>> Begin Material supplied

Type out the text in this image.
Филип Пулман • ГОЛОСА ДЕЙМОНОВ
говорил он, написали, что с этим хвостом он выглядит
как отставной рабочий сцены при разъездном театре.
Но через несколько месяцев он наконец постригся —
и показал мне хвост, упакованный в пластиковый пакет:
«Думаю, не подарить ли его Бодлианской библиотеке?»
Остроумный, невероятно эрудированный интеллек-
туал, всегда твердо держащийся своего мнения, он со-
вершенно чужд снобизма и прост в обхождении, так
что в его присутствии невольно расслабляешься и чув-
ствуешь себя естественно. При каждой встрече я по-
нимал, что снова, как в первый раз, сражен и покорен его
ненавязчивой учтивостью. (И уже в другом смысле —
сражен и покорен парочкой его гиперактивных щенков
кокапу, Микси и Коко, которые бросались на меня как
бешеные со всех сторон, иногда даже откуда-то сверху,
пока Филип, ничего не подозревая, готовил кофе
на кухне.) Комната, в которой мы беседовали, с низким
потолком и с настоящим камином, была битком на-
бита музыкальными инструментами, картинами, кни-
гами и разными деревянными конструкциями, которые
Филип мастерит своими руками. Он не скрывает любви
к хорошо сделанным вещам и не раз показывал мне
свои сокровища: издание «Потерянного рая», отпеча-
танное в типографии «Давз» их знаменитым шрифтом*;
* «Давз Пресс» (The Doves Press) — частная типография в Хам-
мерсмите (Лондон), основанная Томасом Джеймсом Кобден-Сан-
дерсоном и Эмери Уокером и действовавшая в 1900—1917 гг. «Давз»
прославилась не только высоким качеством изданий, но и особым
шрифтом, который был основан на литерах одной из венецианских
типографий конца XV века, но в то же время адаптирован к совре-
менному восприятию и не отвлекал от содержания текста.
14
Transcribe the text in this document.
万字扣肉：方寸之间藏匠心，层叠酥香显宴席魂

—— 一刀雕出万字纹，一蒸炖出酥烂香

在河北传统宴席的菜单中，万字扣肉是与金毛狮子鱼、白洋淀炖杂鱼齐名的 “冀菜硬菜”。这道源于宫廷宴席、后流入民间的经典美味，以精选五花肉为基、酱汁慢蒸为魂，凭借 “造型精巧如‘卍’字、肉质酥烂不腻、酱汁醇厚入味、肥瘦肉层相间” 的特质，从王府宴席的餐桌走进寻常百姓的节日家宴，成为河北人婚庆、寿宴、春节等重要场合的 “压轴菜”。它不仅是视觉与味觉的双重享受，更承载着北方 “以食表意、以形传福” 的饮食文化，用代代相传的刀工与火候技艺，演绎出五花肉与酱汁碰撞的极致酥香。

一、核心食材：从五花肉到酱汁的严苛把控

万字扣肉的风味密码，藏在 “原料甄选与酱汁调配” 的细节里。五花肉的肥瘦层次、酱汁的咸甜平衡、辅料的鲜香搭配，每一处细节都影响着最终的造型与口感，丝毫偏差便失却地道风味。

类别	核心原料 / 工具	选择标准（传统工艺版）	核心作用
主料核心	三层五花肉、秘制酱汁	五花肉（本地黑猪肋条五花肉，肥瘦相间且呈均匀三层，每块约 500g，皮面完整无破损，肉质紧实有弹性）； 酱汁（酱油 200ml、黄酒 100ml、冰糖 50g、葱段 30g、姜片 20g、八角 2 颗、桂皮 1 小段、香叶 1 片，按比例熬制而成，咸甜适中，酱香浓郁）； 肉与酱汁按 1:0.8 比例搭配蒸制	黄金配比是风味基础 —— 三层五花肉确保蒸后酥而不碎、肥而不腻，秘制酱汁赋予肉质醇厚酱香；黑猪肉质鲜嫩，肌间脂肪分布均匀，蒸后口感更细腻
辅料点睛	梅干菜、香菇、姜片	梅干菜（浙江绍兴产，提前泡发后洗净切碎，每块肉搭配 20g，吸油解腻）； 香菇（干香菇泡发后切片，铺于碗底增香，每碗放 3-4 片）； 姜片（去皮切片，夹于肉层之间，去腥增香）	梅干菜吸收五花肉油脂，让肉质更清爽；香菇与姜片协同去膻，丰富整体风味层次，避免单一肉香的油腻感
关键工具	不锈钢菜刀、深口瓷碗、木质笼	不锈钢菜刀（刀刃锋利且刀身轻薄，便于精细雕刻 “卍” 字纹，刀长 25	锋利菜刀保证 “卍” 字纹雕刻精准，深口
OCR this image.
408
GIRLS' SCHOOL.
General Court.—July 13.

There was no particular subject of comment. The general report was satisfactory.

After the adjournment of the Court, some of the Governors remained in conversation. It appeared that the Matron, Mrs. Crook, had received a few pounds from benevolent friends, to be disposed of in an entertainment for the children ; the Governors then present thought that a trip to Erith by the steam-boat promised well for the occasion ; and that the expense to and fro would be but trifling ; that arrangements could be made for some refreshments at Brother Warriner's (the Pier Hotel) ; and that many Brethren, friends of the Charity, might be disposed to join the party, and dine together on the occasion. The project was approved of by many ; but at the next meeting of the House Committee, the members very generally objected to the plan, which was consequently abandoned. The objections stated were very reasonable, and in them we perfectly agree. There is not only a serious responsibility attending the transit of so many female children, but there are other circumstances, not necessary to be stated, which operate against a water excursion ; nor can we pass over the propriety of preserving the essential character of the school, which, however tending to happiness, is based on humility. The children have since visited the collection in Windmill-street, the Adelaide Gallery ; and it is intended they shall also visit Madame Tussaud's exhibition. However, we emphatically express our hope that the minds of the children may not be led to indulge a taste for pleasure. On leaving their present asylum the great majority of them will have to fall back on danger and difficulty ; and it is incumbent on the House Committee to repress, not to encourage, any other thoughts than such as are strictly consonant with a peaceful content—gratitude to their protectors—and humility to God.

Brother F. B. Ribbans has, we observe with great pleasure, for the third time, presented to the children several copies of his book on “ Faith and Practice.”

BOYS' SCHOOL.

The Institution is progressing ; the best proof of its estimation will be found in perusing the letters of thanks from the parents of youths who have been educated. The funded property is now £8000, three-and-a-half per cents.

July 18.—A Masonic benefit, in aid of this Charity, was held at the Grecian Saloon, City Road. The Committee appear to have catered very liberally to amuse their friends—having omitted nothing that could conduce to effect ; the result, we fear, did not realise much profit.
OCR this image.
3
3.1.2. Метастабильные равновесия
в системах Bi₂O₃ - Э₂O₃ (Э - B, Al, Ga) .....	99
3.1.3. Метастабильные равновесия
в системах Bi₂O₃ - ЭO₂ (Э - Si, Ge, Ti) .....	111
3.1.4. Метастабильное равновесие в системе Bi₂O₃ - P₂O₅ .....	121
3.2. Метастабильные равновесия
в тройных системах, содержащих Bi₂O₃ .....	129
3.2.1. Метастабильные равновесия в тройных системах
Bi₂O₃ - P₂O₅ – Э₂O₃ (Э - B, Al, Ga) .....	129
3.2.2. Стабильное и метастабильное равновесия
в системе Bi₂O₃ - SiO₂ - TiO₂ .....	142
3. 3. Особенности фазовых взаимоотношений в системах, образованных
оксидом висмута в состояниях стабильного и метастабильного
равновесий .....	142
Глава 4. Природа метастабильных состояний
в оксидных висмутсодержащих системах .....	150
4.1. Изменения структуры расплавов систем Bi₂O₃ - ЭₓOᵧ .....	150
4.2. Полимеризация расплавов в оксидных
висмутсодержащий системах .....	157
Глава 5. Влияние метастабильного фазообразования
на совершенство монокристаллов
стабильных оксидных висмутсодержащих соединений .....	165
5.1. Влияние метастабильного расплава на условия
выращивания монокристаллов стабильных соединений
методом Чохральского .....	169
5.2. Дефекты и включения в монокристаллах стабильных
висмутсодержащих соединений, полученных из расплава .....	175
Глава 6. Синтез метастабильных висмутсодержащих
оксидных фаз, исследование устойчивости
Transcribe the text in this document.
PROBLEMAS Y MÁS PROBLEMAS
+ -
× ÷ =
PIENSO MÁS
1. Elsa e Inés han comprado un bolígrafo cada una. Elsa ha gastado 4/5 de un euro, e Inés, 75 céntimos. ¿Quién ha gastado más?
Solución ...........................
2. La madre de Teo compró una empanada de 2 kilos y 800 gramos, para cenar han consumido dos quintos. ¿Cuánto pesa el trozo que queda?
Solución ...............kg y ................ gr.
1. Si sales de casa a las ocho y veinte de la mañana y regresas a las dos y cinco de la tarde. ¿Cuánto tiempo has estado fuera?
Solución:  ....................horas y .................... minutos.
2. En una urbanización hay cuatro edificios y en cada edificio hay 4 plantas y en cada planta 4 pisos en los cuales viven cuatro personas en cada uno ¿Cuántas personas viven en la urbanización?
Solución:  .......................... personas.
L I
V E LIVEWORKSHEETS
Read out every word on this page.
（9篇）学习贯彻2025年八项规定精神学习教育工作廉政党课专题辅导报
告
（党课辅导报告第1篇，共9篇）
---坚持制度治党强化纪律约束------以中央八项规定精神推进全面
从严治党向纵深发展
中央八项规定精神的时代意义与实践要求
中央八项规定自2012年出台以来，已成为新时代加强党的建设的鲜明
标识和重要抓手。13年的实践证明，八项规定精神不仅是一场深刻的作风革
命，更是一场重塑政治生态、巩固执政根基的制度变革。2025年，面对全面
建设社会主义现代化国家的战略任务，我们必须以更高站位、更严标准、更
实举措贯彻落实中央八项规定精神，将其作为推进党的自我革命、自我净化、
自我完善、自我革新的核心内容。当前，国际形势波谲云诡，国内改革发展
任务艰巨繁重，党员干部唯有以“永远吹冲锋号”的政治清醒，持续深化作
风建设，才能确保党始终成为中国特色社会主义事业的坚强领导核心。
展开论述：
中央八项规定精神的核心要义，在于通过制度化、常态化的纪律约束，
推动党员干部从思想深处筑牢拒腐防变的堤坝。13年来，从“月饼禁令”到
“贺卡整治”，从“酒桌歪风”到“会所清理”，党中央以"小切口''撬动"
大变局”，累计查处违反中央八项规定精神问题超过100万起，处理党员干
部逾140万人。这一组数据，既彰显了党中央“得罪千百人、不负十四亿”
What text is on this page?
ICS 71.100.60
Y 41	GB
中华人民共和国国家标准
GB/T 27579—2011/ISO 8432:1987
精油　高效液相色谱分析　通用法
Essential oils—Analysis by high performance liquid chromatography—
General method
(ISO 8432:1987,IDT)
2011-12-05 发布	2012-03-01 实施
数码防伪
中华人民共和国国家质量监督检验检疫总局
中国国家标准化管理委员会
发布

>> End Material supplied

Only the lines from the one that contains "What text is on this page?" to the end of the entries above should be given again, exactly and in full.

• Result of the task:
What text is on this page?
ICS 71.100.60
Y 41	GB
中华人民共和国国家标准
GB/T 27579—2011/ISO 8432:1987
精油　高效液相色谱分析　通用法
Essential oils—Analysis by high performance liquid chromatography—
General method
(ISO 8432:1987,IDT)
2011-12-05 发布	2012-03-01 实施
数码防伪
中华人民共和国国家质量监督检验检疫总局
中国国家标准化管理委员会
发布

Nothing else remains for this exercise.